DOCUMENT PASSAGE:
***

Veltyco is a company focused on generating marketing leads and entering into marketing contracts for the activities of its sportsbook partner in sports betting and casinos games as well as operating its own Bet90 sportsbook and casino games, in which it has a 51% interest. During the fourth quarter of 2018, the Group ceased its marketing activities relating to lottery and online financial trading verticals.

 

Results and dividends

The Group's result for the year, after taxation, amounted to a loss of €16.7 million (2017: profit of €6.8 million). The Group's 2018 result is highly impacted by the impairment of receivables and intangible assets relating to the Group's marketing activities and operations across its three verticals. The operating EBITDA (after adjustments for impairments, amortisation and depreciation) for the full year 2018 amounted to €0.5 million (2017: €8.1 million).

 

As a result of the above, the Directors are proposing not to pay a dividend for the year ended 31 December 2018.

 

Future developments

Future developments are discussed in the Strategic Report.

 

Financial Risk Management

The Board is responsible for setting the objectives and underlying principles of financial risk management for the Group. The Board establishes the detailed policies such as authority levels, oversight responsibilities, risk identification and measurement and exposure limits.

 

Capital risk management

The Company's objectives when managing capital are to safeguard the Group's ability to continue as a going concern in order to provide returns for shareholders.

 

Liquidity risk

Liquidity risk exists where the Group might encounter difficulties in meeting its financial obligations as they become due. The Group monitors its liquidity in order to ensure that sufficient liquid resources are available to allow it to meet its obligations.

 

Large wins by customers

Inherent to the business is that there is a risk that a few players and customers might win significant amounts of money during the same period thus reducing the earnings of the Group, in particular in regard to its sportsbook partner which has a higher concentration of VIP players. In respect of its marketing activities for its sportsbook partner, negative or highly impacted net revenues in any period are also carried forward and netted off against net revenues in future periods on which commission might otherwise be payable to the Group. Whilst the Group would not have to cover any gaming or gambling losses in the existing marketing agreements, the percentage of earnings retained by the Group might be greatly reduced as a result of this. Any gaming or gambling losses within the Group's own Bet90 operations would though need to be covered by the Group as and when they occur.

***

RECORDED INFORMATION:
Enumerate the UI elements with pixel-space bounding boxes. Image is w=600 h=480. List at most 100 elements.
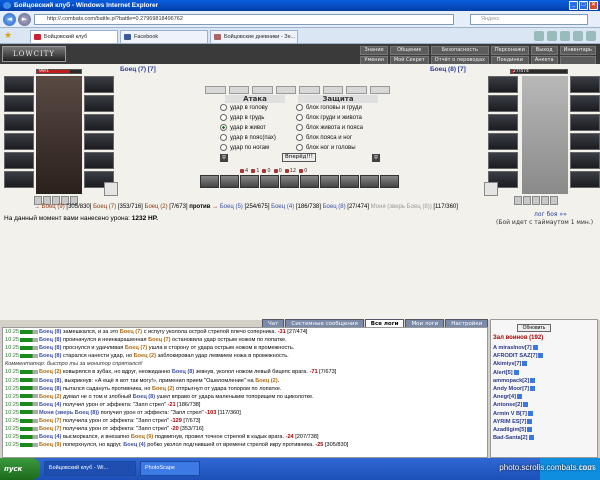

***

WORK REQUIRED: Copy out the full Veltyco passage above, word for word, from its first line to its last.

RESPONSE:
Veltyco is a company focused on generating marketing leads and entering into marketing contracts for the activities of its sportsbook partner in sports betting and casinos games as well as operating its own Bet90 sportsbook and casino games, in which it has a 51% interest. During the fourth quarter of 2018, the Group ceased its marketing activities relating to lottery and online financial trading verticals.

 

Results and dividends

The Group's result for the year, after taxation, amounted to a loss of €16.7 million (2017: profit of €6.8 million). The Group's 2018 result is highly impacted by the impairment of receivables and intangible assets relating to the Group's marketing activities and operations across its three verticals. The operating EBITDA (after adjustments for impairments, amortisation and depreciation) for the full year 2018 amounted to €0.5 million (2017: €8.1 million).

 

As a result of the above, the Directors are proposing not to pay a dividend for the year ended 31 December 2018.

 

Future developments

Future developments are discussed in the Strategic Report.

 

Financial Risk Management

The Board is responsible for setting the objectives and underlying principles of financial risk management for the Group. The Board establishes the detailed policies such as authority levels, oversight responsibilities, risk identification and measurement and exposure limits.

 

Capital risk management

The Company's objectives when managing capital are to safeguard the Group's ability to continue as a going concern in order to provide returns for shareholders.

 

Liquidity risk

Liquidity risk exists where the Group might encounter difficulties in meeting its financial obligations as they become due. The Group monitors its liquidity in order to ensure that sufficient liquid resources are available to allow it to meet its obligations.

 

Large wins by customers

Inherent to the business is that there is a risk that a few players and customers might win significant amounts of money during the same period thus reducing the earnings of the Group, in particular in regard to its sportsbook partner which has a higher concentration of VIP players. In respect of its marketing activities for its sportsbook partner, negative or highly impacted net revenues in any period are also carried forward and netted off against net revenues in future periods on which commission might otherwise be payable to the Group. Whilst the Group would not have to cover any gaming or gambling losses in the existing marketing agreements, the percentage of earnings retained by the Group might be greatly reduced as a result of this. Any gaming or gambling losses within the Group's own Bet90 operations would though need to be covered by the Group as and when they occur.